* _Data shown_
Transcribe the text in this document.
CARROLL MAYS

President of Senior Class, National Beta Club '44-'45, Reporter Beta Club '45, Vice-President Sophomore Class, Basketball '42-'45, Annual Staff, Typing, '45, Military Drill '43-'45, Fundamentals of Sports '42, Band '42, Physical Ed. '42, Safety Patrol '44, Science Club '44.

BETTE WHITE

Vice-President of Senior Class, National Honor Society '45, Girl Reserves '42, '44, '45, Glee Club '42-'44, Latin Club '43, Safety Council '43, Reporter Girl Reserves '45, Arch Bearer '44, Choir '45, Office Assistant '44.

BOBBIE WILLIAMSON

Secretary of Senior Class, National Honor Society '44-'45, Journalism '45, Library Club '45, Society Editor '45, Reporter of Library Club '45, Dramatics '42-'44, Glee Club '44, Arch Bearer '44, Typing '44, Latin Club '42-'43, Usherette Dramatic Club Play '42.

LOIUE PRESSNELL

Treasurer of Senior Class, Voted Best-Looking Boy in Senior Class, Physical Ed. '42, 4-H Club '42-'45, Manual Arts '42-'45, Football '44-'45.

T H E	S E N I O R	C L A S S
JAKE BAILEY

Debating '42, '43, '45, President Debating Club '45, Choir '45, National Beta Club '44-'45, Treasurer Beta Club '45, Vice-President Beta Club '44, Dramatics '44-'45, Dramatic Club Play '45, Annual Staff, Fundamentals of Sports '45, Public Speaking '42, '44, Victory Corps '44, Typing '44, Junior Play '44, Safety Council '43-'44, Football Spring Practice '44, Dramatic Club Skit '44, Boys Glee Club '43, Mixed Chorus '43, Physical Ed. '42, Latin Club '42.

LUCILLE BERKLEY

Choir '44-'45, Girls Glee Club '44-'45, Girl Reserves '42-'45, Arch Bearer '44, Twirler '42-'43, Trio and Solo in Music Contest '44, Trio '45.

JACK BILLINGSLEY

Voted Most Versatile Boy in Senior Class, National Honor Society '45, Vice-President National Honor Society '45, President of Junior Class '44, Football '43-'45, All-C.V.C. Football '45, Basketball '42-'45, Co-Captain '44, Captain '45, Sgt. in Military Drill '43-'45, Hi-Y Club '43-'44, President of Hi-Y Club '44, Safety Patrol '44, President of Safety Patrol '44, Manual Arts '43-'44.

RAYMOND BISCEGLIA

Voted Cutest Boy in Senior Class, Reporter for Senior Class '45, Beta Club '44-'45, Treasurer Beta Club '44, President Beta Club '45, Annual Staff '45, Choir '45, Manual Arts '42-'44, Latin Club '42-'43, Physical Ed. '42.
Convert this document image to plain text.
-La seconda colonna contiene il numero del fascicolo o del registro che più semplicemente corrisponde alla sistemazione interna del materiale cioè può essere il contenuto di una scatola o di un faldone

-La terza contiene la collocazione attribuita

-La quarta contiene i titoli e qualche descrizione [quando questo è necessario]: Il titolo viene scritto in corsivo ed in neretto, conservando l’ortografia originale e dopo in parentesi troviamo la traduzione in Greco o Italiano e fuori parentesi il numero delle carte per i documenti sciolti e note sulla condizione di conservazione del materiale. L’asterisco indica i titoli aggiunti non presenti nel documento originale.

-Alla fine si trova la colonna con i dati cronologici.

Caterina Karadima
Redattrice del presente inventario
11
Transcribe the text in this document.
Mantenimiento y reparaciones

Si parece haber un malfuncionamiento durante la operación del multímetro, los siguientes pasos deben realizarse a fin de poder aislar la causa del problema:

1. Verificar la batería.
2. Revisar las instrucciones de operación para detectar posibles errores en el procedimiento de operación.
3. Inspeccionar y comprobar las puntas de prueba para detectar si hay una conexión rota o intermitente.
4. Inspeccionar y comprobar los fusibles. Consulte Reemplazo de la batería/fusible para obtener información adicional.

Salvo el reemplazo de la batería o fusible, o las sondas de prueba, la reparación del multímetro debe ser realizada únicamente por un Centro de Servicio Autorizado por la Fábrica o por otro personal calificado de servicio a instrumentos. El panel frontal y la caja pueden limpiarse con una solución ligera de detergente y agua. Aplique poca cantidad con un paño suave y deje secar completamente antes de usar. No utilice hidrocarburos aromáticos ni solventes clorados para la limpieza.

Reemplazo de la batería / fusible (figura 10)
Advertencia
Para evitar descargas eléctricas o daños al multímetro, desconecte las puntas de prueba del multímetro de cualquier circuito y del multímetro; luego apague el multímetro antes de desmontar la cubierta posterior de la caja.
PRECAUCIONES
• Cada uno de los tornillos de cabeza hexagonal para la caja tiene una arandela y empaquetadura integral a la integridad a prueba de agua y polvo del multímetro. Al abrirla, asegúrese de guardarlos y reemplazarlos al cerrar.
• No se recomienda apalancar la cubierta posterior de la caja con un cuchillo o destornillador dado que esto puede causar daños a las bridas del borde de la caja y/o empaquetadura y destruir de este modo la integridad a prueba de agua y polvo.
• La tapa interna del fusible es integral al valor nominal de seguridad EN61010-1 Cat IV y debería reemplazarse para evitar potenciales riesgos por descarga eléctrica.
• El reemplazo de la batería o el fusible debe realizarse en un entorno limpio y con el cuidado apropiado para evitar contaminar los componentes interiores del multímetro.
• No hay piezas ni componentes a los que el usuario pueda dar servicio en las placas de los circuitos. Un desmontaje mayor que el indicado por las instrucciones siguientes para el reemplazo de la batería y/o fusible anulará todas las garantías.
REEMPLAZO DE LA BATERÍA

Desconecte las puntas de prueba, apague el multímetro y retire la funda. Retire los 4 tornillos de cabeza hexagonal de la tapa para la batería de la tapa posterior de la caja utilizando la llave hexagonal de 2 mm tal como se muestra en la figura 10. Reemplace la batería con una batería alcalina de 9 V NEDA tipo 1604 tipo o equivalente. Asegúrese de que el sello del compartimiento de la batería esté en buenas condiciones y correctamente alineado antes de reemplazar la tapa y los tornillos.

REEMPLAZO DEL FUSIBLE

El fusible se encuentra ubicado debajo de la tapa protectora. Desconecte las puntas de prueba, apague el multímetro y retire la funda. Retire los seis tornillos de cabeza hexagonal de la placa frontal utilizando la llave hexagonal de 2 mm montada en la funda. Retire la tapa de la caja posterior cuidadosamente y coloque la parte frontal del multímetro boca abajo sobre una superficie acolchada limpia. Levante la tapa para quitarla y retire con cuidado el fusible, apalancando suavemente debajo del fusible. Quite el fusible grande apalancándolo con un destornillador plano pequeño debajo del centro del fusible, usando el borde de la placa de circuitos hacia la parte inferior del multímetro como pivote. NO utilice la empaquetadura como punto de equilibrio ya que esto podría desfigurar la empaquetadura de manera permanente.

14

* _Exercise instructions_
Send back all of the entries exactly, with nothing missing.

* _Output for this task_
Transcribe the text in this document.
CARROLL MAYS

President of Senior Class, National Beta Club '44-'45, Reporter Beta Club '45, Vice-President Sophomore Class, Basketball '42-'45, Annual Staff, Typing, '45, Military Drill '43-'45, Fundamentals of Sports '42, Band '42, Physical Ed. '42, Safety Patrol '44, Science Club '44.

BETTE WHITE

Vice-President of Senior Class, National Honor Society '45, Girl Reserves '42, '44, '45, Glee Club '42-'44, Latin Club '43, Safety Council '43, Reporter Girl Reserves '45, Arch Bearer '44, Choir '45, Office Assistant '44.

BOBBIE WILLIAMSON

Secretary of Senior Class, National Honor Society '44-'45, Journalism '45, Library Club '45, Society Editor '45, Reporter of Library Club '45, Dramatics '42-'44, Glee Club '44, Arch Bearer '44, Typing '44, Latin Club '42-'43, Usherette Dramatic Club Play '42.

LOIUE PRESSNELL

Treasurer of Senior Class, Voted Best-Looking Boy in Senior Class, Physical Ed. '42, 4-H Club '42-'45, Manual Arts '42-'45, Football '44-'45.

T H E	S E N I O R	C L A S S
JAKE BAILEY

Debating '42, '43, '45, President Debating Club '45, Choir '45, National Beta Club '44-'45, Treasurer Beta Club '45, Vice-President Beta Club '44, Dramatics '44-'45, Dramatic Club Play '45, Annual Staff, Fundamentals of Sports '45, Public Speaking '42, '44, Victory Corps '44, Typing '44, Junior Play '44, Safety Council '43-'44, Football Spring Practice '44, Dramatic Club Skit '44, Boys Glee Club '43, Mixed Chorus '43, Physical Ed. '42, Latin Club '42.

LUCILLE BERKLEY

Choir '44-'45, Girls Glee Club '44-'45, Girl Reserves '42-'45, Arch Bearer '44, Twirler '42-'43, Trio and Solo in Music Contest '44, Trio '45.

JACK BILLINGSLEY

Voted Most Versatile Boy in Senior Class, National Honor Society '45, Vice-President National Honor Society '45, President of Junior Class '44, Football '43-'45, All-C.V.C. Football '45, Basketball '42-'45, Co-Captain '44, Captain '45, Sgt. in Military Drill '43-'45, Hi-Y Club '43-'44, President of Hi-Y Club '44, Safety Patrol '44, President of Safety Patrol '44, Manual Arts '43-'44.

RAYMOND BISCEGLIA

Voted Cutest Boy in Senior Class, Reporter for Senior Class '45, Beta Club '44-'45, Treasurer Beta Club '44, President Beta Club '45, Annual Staff '45, Choir '45, Manual Arts '42-'44, Latin Club '42-'43, Physical Ed. '42.
Convert this document image to plain text.
-La seconda colonna contiene il numero del fascicolo o del registro che più semplicemente corrisponde alla sistemazione interna del materiale cioè può essere il contenuto di una scatola o di un faldone

-La terza contiene la collocazione attribuita

-La quarta contiene i titoli e qualche descrizione [quando questo è necessario]: Il titolo viene scritto in corsivo ed in neretto, conservando l’ortografia originale e dopo in parentesi troviamo la traduzione in Greco o Italiano e fuori parentesi il numero delle carte per i documenti sciolti e note sulla condizione di conservazione del materiale. L’asterisco indica i titoli aggiunti non presenti nel documento originale.

-Alla fine si trova la colonna con i dati cronologici.

Caterina Karadima
Redattrice del presente inventario
11
Transcribe the text in this document.
Mantenimiento y reparaciones

Si parece haber un malfuncionamiento durante la operación del multímetro, los siguientes pasos deben realizarse a fin de poder aislar la causa del problema:

1. Verificar la batería.
2. Revisar las instrucciones de operación para detectar posibles errores en el procedimiento de operación.
3. Inspeccionar y comprobar las puntas de prueba para detectar si hay una conexión rota o intermitente.
4. Inspeccionar y comprobar los fusibles. Consulte Reemplazo de la batería/fusible para obtener información adicional.

Salvo el reemplazo de la batería o fusible, o las sondas de prueba, la reparación del multímetro debe ser realizada únicamente por un Centro de Servicio Autorizado por la Fábrica o por otro personal calificado de servicio a instrumentos. El panel frontal y la caja pueden limpiarse con una solución ligera de detergente y agua. Aplique poca cantidad con un paño suave y deje secar completamente antes de usar. No utilice hidrocarburos aromáticos ni solventes clorados para la limpieza.

Reemplazo de la batería / fusible (figura 10)
Advertencia
Para evitar descargas eléctricas o daños al multímetro, desconecte las puntas de prueba del multímetro de cualquier circuito y del multímetro; luego apague el multímetro antes de desmontar la cubierta posterior de la caja.
PRECAUCIONES
• Cada uno de los tornillos de cabeza hexagonal para la caja tiene una arandela y empaquetadura integral a la integridad a prueba de agua y polvo del multímetro. Al abrirla, asegúrese de guardarlos y reemplazarlos al cerrar.
• No se recomienda apalancar la cubierta posterior de la caja con un cuchillo o destornillador dado que esto puede causar daños a las bridas del borde de la caja y/o empaquetadura y destruir de este modo la integridad a prueba de agua y polvo.
• La tapa interna del fusible es integral al valor nominal de seguridad EN61010-1 Cat IV y debería reemplazarse para evitar potenciales riesgos por descarga eléctrica.
• El reemplazo de la batería o el fusible debe realizarse en un entorno limpio y con el cuidado apropiado para evitar contaminar los componentes interiores del multímetro.
• No hay piezas ni componentes a los que el usuario pueda dar servicio en las placas de los circuitos. Un desmontaje mayor que el indicado por las instrucciones siguientes para el reemplazo de la batería y/o fusible anulará todas las garantías.
REEMPLAZO DE LA BATERÍA

Desconecte las puntas de prueba, apague el multímetro y retire la funda. Retire los 4 tornillos de cabeza hexagonal de la tapa para la batería de la tapa posterior de la caja utilizando la llave hexagonal de 2 mm tal como se muestra en la figura 10. Reemplace la batería con una batería alcalina de 9 V NEDA tipo 1604 tipo o equivalente. Asegúrese de que el sello del compartimiento de la batería esté en buenas condiciones y correctamente alineado antes de reemplazar la tapa y los tornillos.

REEMPLAZO DEL FUSIBLE

El fusible se encuentra ubicado debajo de la tapa protectora. Desconecte las puntas de prueba, apague el multímetro y retire la funda. Retire los seis tornillos de cabeza hexagonal de la placa frontal utilizando la llave hexagonal de 2 mm montada en la funda. Retire la tapa de la caja posterior cuidadosamente y coloque la parte frontal del multímetro boca abajo sobre una superficie acolchada limpia. Levante la tapa para quitarla y retire con cuidado el fusible, apalancando suavemente debajo del fusible. Quite el fusible grande apalancándolo con un destornillador plano pequeño debajo del centro del fusible, usando el borde de la placa de circuitos hacia la parte inferior del multímetro como pivote. NO utilice la empaquetadura como punto de equilibrio ya que esto podría desfigurar la empaquetadura de manera permanente.

14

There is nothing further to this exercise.